> EXERCISE DESCRIPTION: Format every line of the figure region listings as a JSON list of strings, one string per line, skipping blank lines.

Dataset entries
+++
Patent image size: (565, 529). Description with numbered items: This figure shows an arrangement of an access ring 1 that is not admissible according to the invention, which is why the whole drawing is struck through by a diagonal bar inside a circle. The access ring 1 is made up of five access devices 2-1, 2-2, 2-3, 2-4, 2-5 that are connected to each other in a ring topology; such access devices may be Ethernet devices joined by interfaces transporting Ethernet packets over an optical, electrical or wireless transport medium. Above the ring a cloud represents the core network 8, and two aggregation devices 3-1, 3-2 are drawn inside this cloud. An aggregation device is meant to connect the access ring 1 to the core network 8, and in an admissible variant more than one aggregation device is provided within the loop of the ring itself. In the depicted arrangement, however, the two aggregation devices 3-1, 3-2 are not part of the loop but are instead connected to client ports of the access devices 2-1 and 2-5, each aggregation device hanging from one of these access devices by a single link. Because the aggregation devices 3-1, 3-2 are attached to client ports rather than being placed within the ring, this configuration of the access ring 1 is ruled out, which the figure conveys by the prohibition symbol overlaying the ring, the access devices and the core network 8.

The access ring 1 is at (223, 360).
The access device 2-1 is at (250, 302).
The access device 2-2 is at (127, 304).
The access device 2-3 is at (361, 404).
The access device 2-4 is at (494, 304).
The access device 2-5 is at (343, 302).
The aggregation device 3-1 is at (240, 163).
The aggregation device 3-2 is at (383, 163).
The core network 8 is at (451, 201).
+++
> THE SOLUTION:
[
  "Patent image size: (565, 529). Description with numbered items: This figure shows an arrangement of an access ring 1 that is not admissible according to the invention, which is why the whole drawing is struck through by a diagonal bar inside a circle. The access ring 1 is made up of five access devices 2-1, 2-2, 2-3, 2-4, 2-5 that are connected to each other in a ring topology; such access devices may be Ethernet devices joined by interfaces transporting Ethernet packets over an optical, electrical or wireless transport medium. Above the ring a cloud represents the core network 8, and two aggregation devices 3-1, 3-2 are drawn inside this cloud. An aggregation device is meant to connect the access ring 1 to the core network 8, and in an admissible variant more than one aggregation device is provided within the loop of the ring itself. In the depicted arrangement, however, the two aggregation devices 3-1, 3-2 are not part of the loop but are instead connected to client ports of the access devices 2-1 and 2-5, each aggregation device hanging from one of these access devices by a single link. Because the aggregation devices 3-1, 3-2 are attached to client ports rather than being placed within the ring, this configuration of the access ring 1 is ruled out, which the figure conveys by the prohibition symbol overlaying the ring, the access devices and the core network 8.",
  "The access ring 1 is at (223, 360).",
  "The access device 2-1 is at (250, 302).",
  "The access device 2-2 is at (127, 304).",
  "The access device 2-3 is at (361, 404).",
  "The access device 2-4 is at (494, 304).",
  "The access device 2-5 is at (343, 302).",
  "The aggregation device 3-1 is at (240, 163).",
  "The aggregation device 3-2 is at (383, 163).",
  "The core network 8 is at (451, 201)."
]